▶ _What to do_
Report every line from the material that contains the word "ripple".
--- Recorded data ---
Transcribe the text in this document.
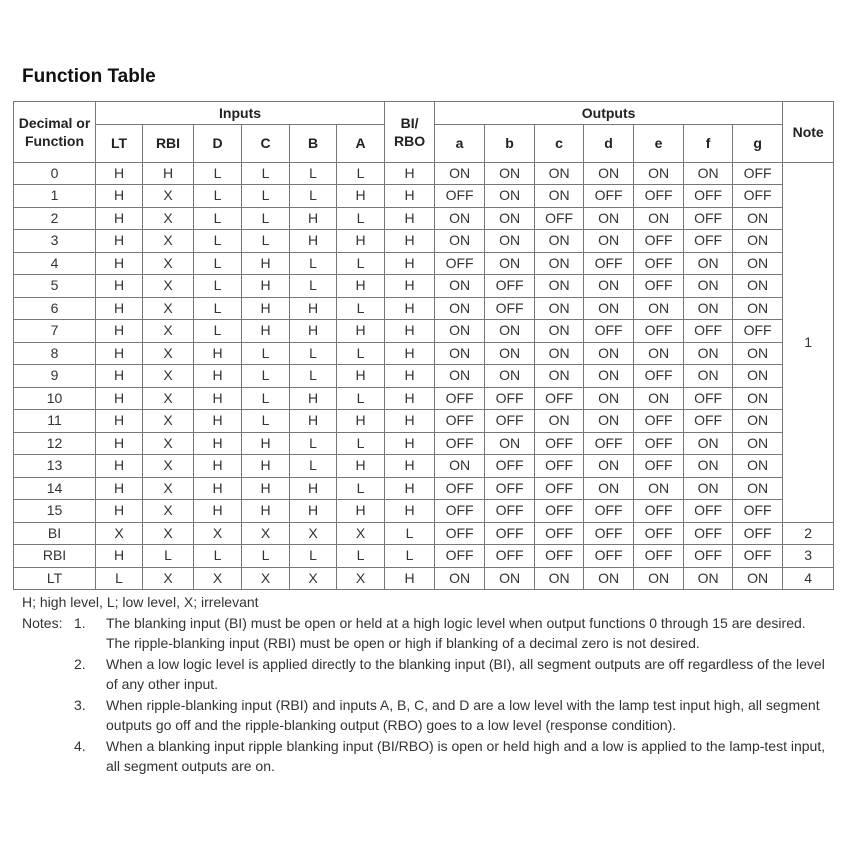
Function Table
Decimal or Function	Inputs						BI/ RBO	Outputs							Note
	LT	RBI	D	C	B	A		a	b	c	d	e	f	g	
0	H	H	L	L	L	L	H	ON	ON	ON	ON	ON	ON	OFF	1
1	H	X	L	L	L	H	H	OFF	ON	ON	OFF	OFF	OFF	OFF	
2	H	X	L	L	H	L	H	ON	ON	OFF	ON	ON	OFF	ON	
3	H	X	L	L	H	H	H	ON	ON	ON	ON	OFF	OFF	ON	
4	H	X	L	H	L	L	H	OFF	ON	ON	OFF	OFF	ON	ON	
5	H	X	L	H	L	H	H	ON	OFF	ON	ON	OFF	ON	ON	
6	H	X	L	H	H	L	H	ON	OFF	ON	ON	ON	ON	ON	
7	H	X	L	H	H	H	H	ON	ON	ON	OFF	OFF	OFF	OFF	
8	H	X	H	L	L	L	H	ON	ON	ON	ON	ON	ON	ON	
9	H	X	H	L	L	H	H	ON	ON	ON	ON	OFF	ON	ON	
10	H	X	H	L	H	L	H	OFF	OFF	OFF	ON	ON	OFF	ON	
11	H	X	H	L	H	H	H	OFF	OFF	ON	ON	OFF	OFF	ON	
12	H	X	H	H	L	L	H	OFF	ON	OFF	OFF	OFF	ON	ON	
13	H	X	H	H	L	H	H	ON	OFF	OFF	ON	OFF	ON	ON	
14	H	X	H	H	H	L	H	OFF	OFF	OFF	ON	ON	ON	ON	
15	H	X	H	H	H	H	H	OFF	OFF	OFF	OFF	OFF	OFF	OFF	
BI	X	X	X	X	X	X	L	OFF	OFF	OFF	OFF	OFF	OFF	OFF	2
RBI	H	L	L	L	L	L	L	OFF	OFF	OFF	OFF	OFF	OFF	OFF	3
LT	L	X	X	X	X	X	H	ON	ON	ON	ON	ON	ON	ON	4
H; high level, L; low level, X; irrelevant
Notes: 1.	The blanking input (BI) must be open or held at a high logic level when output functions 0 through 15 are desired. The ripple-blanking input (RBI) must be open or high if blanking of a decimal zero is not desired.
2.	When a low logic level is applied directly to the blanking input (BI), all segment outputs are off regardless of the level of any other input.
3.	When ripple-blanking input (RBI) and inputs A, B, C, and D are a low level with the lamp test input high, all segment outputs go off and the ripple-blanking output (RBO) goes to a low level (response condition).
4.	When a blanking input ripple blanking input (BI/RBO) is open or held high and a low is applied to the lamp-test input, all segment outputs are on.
---
--- Recorded data ---
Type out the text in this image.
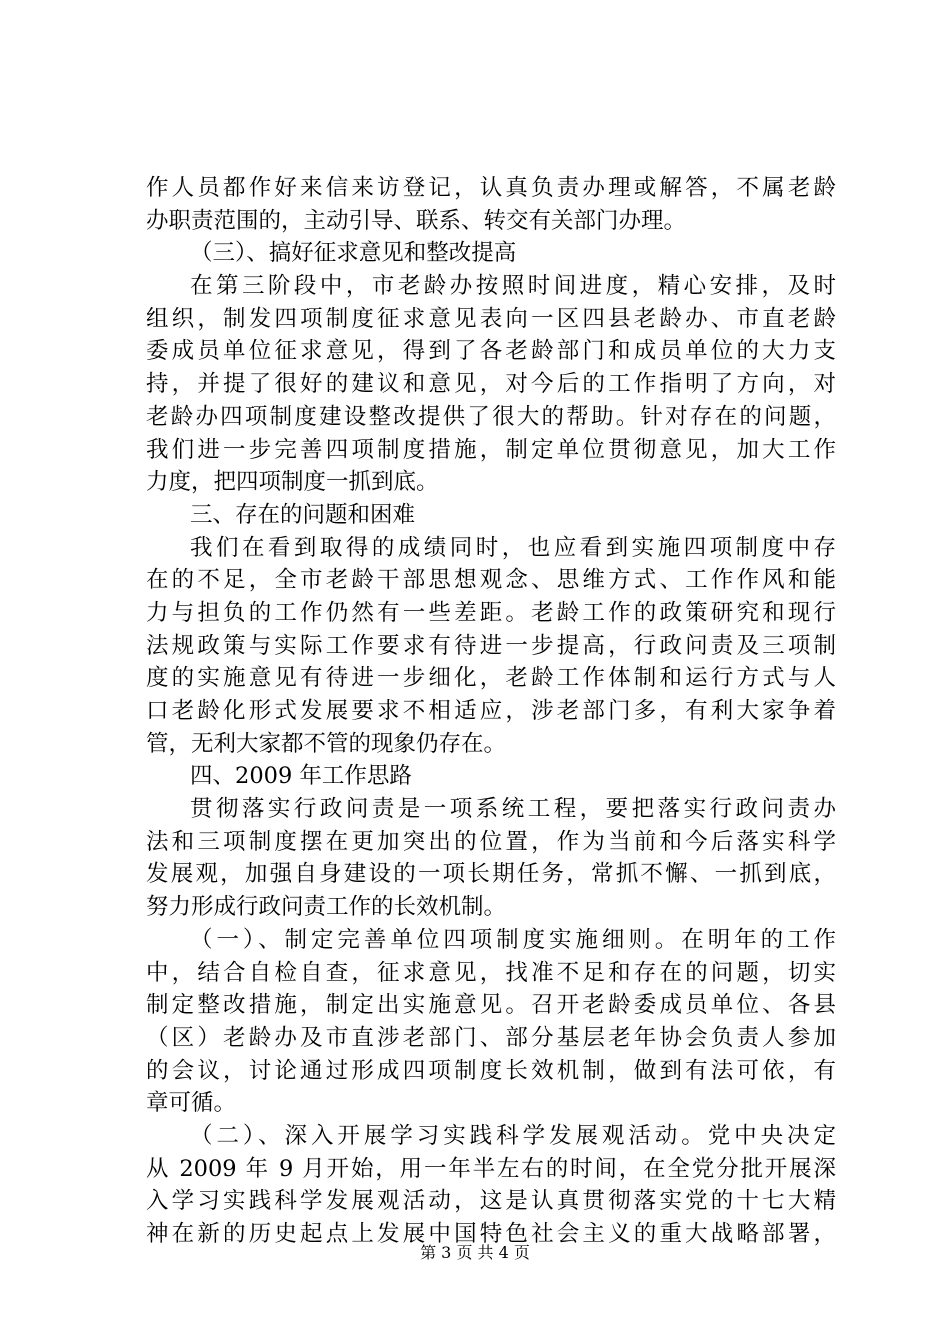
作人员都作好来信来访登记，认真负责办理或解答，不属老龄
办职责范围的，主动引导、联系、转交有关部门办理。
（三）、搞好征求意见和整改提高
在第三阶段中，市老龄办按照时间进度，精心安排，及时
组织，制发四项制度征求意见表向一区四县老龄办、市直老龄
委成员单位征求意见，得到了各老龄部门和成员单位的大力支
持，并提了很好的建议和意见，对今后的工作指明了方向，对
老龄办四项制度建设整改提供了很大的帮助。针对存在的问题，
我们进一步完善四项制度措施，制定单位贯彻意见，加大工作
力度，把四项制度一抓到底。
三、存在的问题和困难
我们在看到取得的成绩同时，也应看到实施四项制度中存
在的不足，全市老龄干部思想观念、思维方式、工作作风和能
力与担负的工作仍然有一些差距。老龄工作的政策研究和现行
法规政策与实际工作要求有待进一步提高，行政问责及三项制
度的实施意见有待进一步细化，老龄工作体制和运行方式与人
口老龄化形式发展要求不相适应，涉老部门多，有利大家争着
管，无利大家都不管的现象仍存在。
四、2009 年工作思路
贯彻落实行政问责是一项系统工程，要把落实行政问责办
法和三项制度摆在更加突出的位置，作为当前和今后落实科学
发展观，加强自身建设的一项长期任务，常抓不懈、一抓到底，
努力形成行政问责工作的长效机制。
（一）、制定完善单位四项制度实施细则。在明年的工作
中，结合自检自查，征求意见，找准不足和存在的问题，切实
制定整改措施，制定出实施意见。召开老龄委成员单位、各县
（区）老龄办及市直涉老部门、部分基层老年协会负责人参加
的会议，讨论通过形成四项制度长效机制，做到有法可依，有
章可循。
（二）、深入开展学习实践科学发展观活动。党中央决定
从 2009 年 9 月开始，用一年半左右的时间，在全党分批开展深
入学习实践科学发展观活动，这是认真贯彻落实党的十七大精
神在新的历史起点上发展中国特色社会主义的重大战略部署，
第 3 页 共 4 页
---
--- Recorded data ---
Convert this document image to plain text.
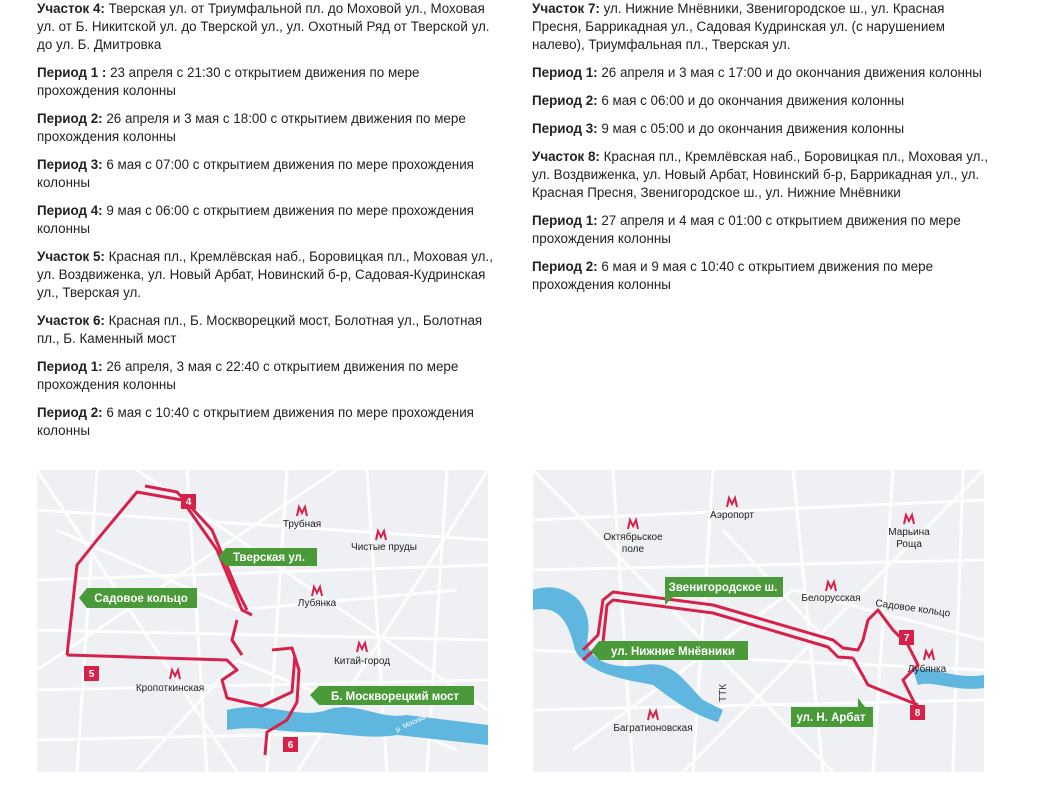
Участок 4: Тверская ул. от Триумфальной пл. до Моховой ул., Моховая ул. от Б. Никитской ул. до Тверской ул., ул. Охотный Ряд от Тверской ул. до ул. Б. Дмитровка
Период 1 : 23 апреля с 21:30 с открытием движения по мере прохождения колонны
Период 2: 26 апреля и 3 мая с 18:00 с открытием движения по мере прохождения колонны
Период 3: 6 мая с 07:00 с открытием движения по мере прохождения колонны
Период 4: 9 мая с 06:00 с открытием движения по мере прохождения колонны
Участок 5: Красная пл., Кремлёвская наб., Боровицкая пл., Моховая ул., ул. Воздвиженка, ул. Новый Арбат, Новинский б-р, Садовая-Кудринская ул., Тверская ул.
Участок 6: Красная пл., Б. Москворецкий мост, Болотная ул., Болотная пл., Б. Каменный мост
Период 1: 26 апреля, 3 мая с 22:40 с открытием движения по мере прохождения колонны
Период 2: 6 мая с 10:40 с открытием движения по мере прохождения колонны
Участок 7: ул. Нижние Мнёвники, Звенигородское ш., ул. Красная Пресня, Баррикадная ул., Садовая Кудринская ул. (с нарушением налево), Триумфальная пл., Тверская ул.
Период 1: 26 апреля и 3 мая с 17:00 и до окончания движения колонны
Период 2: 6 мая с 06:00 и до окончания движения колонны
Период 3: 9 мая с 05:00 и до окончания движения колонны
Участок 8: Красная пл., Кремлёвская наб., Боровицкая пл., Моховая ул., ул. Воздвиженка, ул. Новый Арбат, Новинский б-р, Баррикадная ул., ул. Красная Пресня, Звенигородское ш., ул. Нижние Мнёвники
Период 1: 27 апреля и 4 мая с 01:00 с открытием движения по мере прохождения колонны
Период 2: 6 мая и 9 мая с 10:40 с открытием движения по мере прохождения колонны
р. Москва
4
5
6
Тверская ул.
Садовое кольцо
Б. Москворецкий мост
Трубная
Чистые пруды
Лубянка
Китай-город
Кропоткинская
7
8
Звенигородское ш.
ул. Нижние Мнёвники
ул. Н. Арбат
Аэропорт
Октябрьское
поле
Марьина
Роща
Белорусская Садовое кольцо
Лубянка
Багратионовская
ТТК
---
▶ _Expected answer_
Notes: 1.	The blanking input (BI) must be open or held at a high logic level when output functions 0 through 15 are desired. The ripple-blanking input (RBI) must be open or high if blanking of a decimal zero is not desired.
3.	When ripple-blanking input (RBI) and inputs A, B, C, and D are a low level with the lamp test input high, all segment outputs go off and the ripple-blanking output (RBO) goes to a low level (response condition).
4.	When a blanking input ripple blanking input (BI/RBO) is open or held high and a low is applied to the lamp-test input, all segment outputs are on.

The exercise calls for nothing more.